- **Set task**
For the listing below, give the count of lines containing "предложении", and no other text.

- **Extracted data**
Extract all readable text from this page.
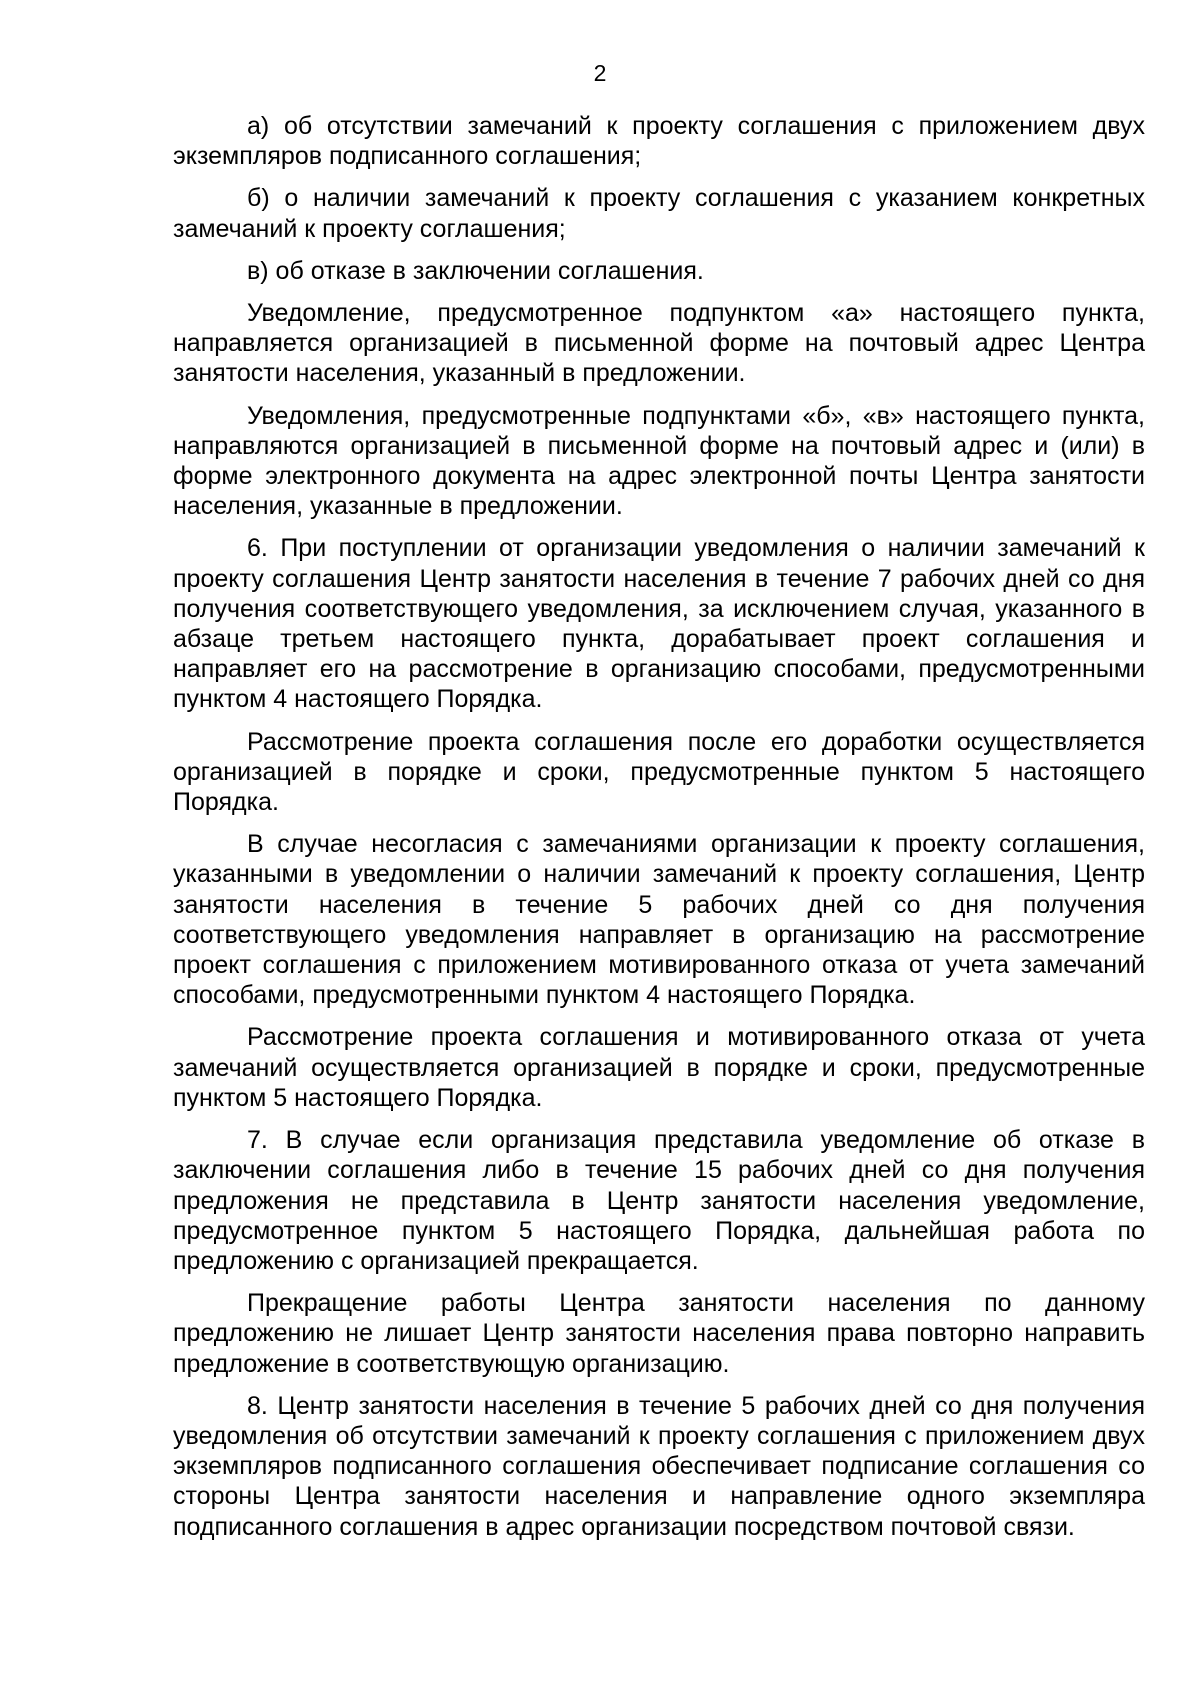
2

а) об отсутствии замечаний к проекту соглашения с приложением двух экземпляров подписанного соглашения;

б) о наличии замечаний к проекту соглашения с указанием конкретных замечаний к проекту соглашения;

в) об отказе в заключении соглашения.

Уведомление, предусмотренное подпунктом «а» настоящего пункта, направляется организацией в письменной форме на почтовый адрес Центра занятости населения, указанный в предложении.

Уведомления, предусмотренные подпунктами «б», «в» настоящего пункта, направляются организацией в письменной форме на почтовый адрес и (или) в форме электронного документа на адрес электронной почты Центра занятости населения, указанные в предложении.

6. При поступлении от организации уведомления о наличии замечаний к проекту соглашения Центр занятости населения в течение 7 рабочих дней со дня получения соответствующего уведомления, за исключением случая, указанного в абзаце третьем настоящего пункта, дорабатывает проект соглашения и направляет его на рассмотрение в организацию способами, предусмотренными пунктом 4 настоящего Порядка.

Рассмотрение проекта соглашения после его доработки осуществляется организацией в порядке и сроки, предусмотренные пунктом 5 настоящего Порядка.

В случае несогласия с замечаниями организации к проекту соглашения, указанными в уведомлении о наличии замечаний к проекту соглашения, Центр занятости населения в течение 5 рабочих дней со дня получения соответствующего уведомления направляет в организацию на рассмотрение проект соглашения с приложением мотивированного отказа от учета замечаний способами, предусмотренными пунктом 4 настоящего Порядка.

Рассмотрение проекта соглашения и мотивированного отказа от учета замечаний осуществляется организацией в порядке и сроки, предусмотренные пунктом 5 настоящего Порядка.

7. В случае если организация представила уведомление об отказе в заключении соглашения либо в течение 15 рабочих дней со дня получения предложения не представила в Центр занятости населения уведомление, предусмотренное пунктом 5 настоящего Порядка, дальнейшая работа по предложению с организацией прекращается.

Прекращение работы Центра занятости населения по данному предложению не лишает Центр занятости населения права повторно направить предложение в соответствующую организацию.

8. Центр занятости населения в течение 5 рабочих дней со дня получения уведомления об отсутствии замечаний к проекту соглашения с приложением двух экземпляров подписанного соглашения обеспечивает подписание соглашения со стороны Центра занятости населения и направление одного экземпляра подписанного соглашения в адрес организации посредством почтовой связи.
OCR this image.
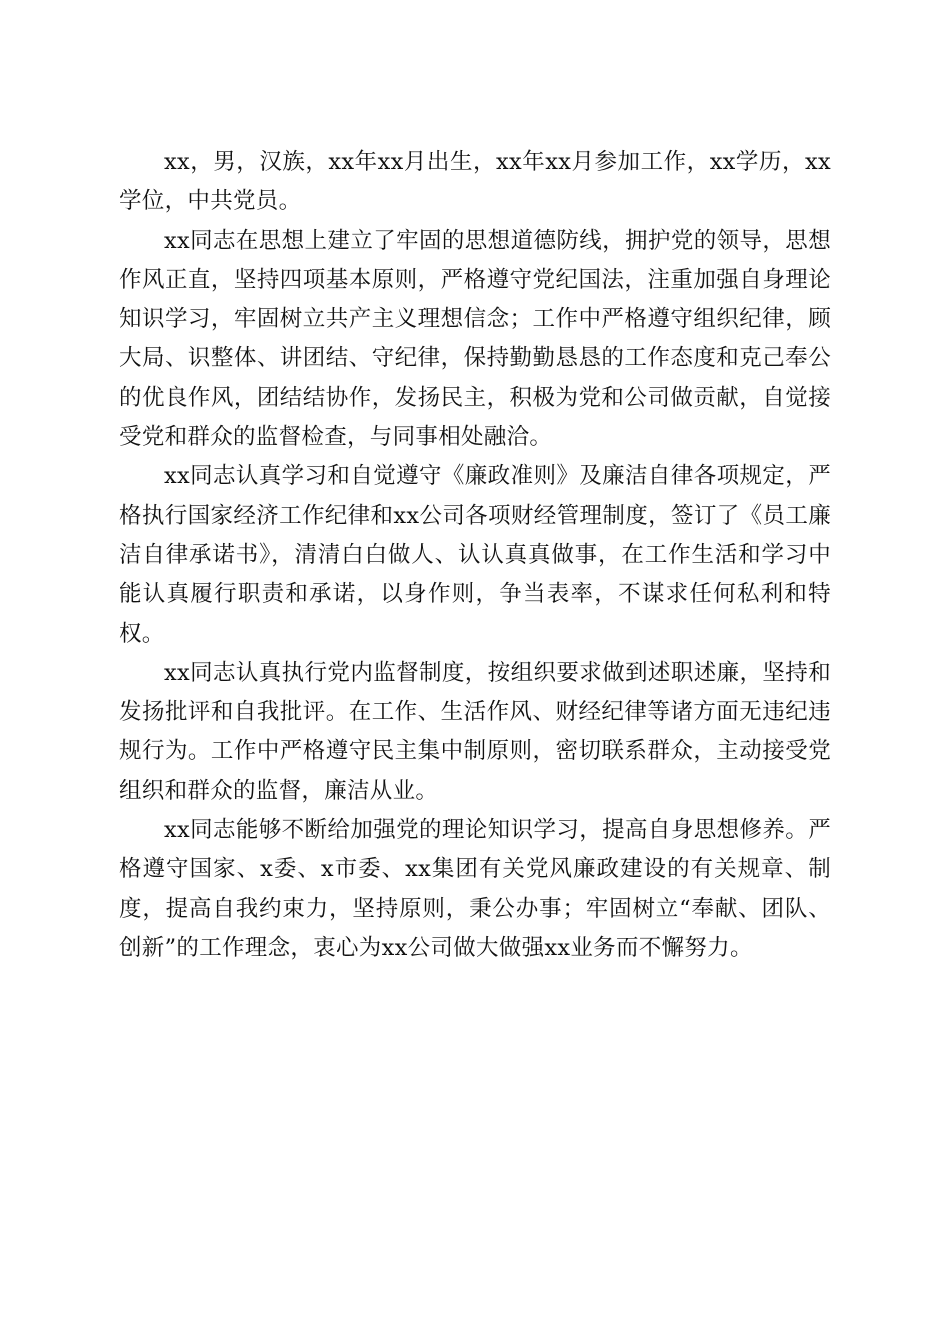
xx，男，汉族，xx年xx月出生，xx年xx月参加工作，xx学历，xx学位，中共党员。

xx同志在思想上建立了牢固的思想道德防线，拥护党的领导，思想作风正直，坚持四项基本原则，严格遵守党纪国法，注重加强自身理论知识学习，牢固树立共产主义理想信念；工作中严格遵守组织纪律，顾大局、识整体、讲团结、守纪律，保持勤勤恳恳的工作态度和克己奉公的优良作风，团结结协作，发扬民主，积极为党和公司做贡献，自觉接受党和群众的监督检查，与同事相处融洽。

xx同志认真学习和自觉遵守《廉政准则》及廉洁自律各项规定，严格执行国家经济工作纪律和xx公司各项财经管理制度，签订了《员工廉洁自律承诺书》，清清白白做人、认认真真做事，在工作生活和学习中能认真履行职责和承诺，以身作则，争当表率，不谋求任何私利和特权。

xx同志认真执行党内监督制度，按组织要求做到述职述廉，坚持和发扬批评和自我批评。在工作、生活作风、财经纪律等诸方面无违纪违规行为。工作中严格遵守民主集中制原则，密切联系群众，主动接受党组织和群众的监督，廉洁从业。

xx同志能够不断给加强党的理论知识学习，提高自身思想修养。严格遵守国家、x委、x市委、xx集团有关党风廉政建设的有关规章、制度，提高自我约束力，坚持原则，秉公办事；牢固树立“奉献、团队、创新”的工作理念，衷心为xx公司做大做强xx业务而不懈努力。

* * *

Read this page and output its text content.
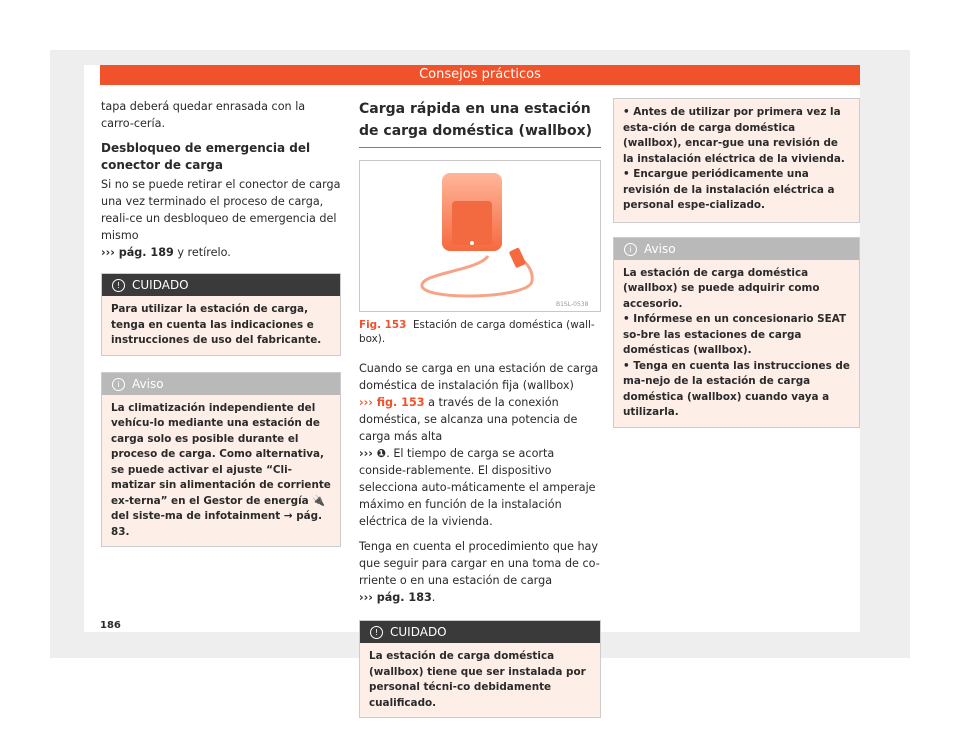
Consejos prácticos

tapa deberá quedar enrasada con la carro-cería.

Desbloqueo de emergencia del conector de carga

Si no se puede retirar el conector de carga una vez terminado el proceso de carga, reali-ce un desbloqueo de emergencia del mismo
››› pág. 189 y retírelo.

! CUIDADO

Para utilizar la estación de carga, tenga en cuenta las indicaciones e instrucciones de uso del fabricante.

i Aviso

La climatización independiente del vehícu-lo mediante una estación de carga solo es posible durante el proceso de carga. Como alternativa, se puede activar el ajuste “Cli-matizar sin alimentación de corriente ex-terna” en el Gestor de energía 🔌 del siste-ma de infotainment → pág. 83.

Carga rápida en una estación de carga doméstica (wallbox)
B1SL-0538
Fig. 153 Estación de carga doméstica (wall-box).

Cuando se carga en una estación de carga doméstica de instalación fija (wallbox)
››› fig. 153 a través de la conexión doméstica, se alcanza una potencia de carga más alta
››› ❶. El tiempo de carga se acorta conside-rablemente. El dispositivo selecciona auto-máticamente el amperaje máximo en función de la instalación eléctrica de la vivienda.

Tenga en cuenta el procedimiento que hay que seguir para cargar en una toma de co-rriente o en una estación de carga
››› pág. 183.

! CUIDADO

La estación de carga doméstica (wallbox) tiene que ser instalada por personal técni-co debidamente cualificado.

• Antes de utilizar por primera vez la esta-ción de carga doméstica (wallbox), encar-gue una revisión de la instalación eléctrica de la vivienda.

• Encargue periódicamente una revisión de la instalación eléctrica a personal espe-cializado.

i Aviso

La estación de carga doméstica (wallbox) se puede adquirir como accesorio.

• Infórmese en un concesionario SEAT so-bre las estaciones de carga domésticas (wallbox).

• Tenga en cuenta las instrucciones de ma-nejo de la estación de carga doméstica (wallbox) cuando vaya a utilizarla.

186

* * *

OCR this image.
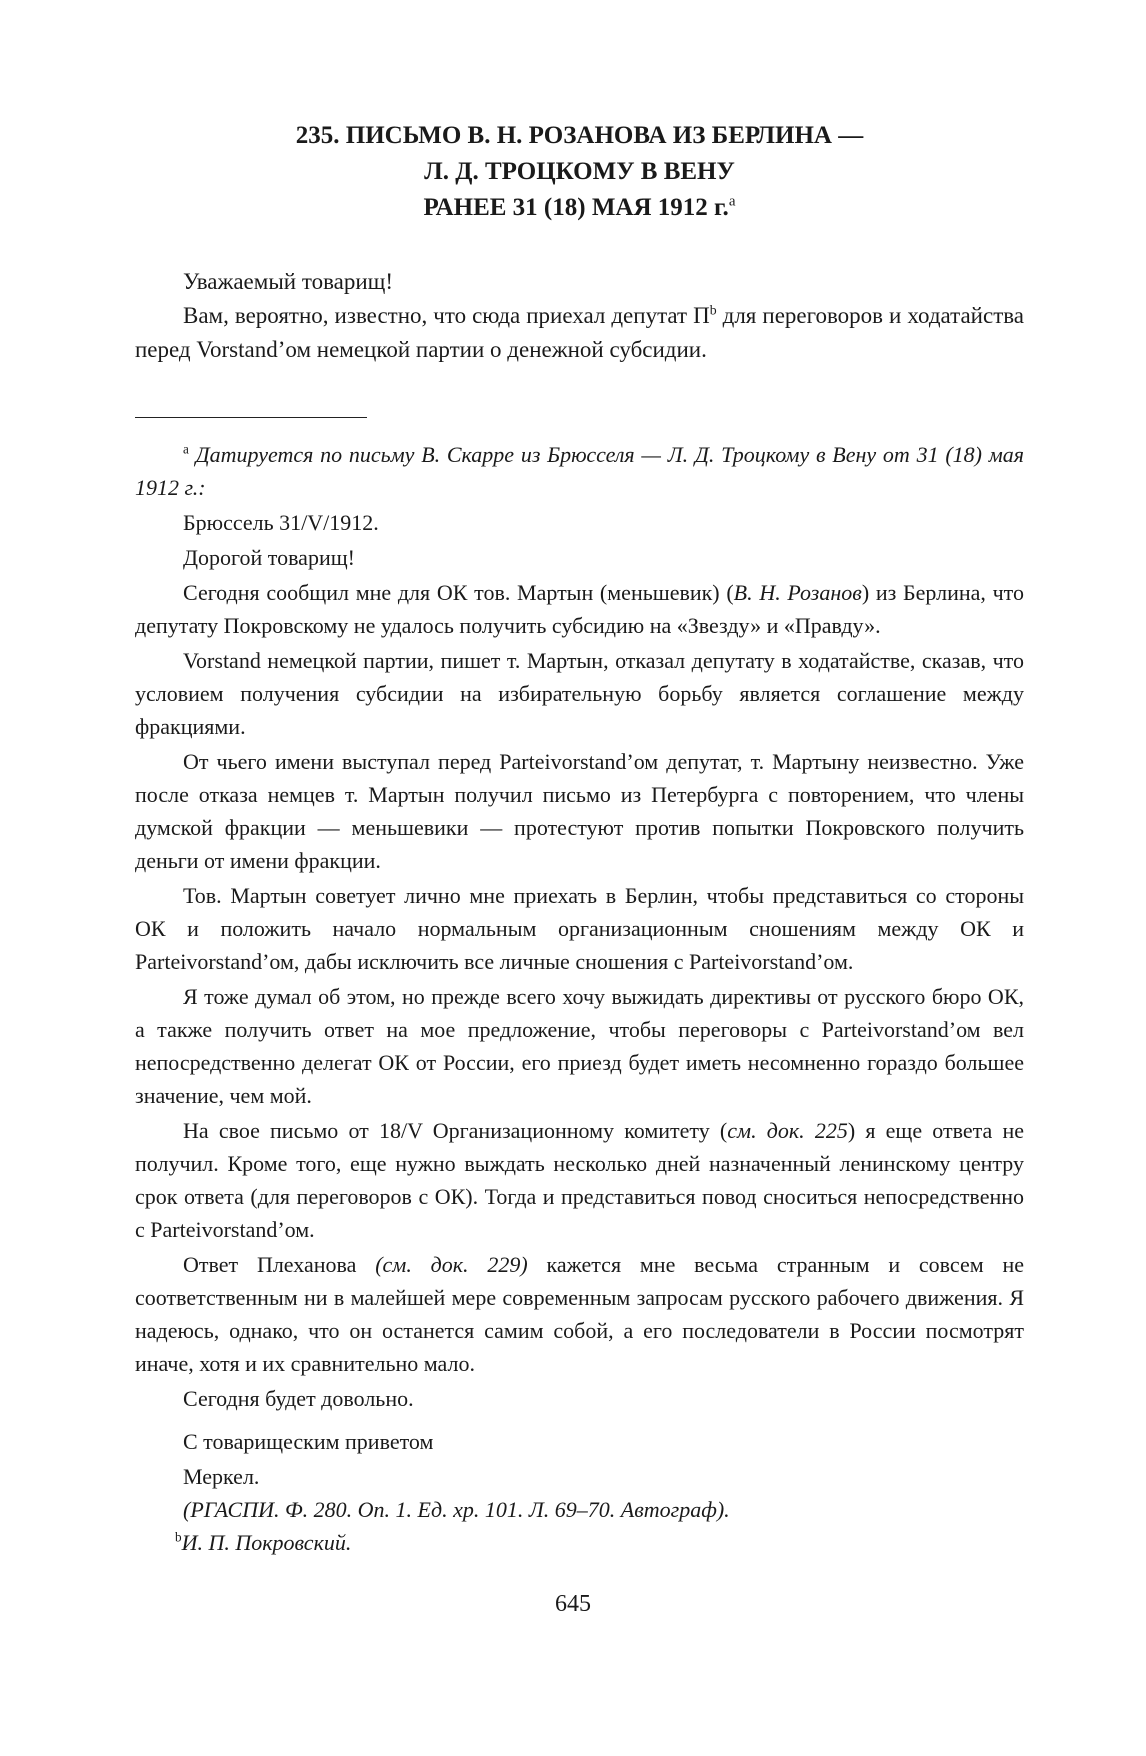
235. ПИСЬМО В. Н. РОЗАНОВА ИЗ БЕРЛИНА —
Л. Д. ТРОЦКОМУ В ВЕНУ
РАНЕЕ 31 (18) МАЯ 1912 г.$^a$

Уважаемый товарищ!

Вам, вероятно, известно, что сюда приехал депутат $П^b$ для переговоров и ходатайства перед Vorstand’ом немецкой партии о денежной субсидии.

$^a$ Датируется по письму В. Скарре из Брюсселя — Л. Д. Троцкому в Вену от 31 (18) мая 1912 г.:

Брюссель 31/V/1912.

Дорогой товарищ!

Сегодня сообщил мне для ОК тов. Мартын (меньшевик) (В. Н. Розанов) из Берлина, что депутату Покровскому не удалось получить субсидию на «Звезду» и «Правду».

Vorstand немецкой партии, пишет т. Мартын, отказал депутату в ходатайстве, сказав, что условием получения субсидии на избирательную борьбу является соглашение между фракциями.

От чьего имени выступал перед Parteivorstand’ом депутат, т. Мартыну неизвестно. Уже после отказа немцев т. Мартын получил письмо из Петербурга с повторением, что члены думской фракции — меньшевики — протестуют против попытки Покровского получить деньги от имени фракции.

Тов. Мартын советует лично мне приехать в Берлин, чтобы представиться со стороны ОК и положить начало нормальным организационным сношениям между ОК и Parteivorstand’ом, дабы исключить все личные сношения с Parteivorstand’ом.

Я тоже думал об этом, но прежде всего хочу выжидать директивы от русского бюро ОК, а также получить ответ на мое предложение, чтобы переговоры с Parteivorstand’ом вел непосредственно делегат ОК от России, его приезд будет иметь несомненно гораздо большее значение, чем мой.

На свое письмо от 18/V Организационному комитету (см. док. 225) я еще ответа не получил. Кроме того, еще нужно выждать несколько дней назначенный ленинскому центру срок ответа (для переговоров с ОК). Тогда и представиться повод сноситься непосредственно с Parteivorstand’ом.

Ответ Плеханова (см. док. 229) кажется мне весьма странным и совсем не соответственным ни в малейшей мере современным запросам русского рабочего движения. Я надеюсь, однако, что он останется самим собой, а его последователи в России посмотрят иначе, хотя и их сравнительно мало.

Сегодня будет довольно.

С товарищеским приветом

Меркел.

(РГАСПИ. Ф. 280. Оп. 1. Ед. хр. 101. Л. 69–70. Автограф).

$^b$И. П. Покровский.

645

- **Written response**
2